## Begin Exercise data

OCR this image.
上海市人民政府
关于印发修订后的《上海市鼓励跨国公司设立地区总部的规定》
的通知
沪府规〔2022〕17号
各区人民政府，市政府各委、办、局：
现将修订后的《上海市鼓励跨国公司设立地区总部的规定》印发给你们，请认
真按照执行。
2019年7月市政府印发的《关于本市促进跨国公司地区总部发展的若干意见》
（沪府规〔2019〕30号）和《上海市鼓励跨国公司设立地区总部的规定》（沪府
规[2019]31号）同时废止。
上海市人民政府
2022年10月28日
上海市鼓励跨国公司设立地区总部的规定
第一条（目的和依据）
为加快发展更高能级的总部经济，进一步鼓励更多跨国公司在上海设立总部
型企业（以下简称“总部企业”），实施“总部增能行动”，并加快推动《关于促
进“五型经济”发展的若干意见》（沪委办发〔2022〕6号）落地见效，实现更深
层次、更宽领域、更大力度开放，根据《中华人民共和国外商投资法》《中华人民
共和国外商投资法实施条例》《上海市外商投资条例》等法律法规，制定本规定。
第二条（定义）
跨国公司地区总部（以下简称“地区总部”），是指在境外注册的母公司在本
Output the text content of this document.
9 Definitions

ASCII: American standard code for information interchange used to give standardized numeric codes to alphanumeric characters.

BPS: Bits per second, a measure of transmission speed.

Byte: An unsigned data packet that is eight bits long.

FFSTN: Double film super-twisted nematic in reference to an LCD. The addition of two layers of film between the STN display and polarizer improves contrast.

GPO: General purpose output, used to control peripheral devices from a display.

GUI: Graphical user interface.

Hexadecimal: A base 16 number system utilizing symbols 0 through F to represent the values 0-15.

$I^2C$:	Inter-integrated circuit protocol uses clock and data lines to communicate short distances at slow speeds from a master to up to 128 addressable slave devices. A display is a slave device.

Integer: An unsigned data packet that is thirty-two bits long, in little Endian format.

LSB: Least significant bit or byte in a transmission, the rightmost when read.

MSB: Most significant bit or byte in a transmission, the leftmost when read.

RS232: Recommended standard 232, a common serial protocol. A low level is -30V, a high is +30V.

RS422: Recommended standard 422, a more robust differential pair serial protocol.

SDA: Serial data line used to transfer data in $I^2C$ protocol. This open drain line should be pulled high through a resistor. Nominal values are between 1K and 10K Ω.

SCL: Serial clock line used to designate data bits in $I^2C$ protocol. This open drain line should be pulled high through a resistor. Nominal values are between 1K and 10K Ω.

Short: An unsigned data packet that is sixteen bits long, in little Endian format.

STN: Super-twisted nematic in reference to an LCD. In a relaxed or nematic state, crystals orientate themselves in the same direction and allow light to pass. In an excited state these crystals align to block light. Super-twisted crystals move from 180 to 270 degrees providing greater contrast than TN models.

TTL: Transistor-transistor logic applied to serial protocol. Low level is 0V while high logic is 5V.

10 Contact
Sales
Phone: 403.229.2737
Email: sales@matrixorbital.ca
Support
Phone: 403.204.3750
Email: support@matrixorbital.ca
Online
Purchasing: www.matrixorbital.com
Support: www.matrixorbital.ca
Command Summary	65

## End Exercise data

§ Problem description
From the records above, extract every entry verbatim.

§ Solution to the exercise
OCR this image.
上海市人民政府
关于印发修订后的《上海市鼓励跨国公司设立地区总部的规定》
的通知
沪府规〔2022〕17号
各区人民政府，市政府各委、办、局：
现将修订后的《上海市鼓励跨国公司设立地区总部的规定》印发给你们，请认
真按照执行。
2019年7月市政府印发的《关于本市促进跨国公司地区总部发展的若干意见》
（沪府规〔2019〕30号）和《上海市鼓励跨国公司设立地区总部的规定》（沪府
规[2019]31号）同时废止。
上海市人民政府
2022年10月28日
上海市鼓励跨国公司设立地区总部的规定
第一条（目的和依据）
为加快发展更高能级的总部经济，进一步鼓励更多跨国公司在上海设立总部
型企业（以下简称“总部企业”），实施“总部增能行动”，并加快推动《关于促
进“五型经济”发展的若干意见》（沪委办发〔2022〕6号）落地见效，实现更深
层次、更宽领域、更大力度开放，根据《中华人民共和国外商投资法》《中华人民
共和国外商投资法实施条例》《上海市外商投资条例》等法律法规，制定本规定。
第二条（定义）
跨国公司地区总部（以下简称“地区总部”），是指在境外注册的母公司在本
Output the text content of this document.
9 Definitions

ASCII: American standard code for information interchange used to give standardized numeric codes to alphanumeric characters.

BPS: Bits per second, a measure of transmission speed.

Byte: An unsigned data packet that is eight bits long.

FFSTN: Double film super-twisted nematic in reference to an LCD. The addition of two layers of film between the STN display and polarizer improves contrast.

GPO: General purpose output, used to control peripheral devices from a display.

GUI: Graphical user interface.

Hexadecimal: A base 16 number system utilizing symbols 0 through F to represent the values 0-15.

$I^2C$:	Inter-integrated circuit protocol uses clock and data lines to communicate short distances at slow speeds from a master to up to 128 addressable slave devices. A display is a slave device.

Integer: An unsigned data packet that is thirty-two bits long, in little Endian format.

LSB: Least significant bit or byte in a transmission, the rightmost when read.

MSB: Most significant bit or byte in a transmission, the leftmost when read.

RS232: Recommended standard 232, a common serial protocol. A low level is -30V, a high is +30V.

RS422: Recommended standard 422, a more robust differential pair serial protocol.

SDA: Serial data line used to transfer data in $I^2C$ protocol. This open drain line should be pulled high through a resistor. Nominal values are between 1K and 10K Ω.

SCL: Serial clock line used to designate data bits in $I^2C$ protocol. This open drain line should be pulled high through a resistor. Nominal values are between 1K and 10K Ω.

Short: An unsigned data packet that is sixteen bits long, in little Endian format.

STN: Super-twisted nematic in reference to an LCD. In a relaxed or nematic state, crystals orientate themselves in the same direction and allow light to pass. In an excited state these crystals align to block light. Super-twisted crystals move from 180 to 270 degrees providing greater contrast than TN models.

TTL: Transistor-transistor logic applied to serial protocol. Low level is 0V while high logic is 5V.

10 Contact
Sales
Phone: 403.229.2737
Email: sales@matrixorbital.ca
Support
Phone: 403.204.3750
Email: support@matrixorbital.ca
Online
Purchasing: www.matrixorbital.com
Support: www.matrixorbital.ca
Command Summary	65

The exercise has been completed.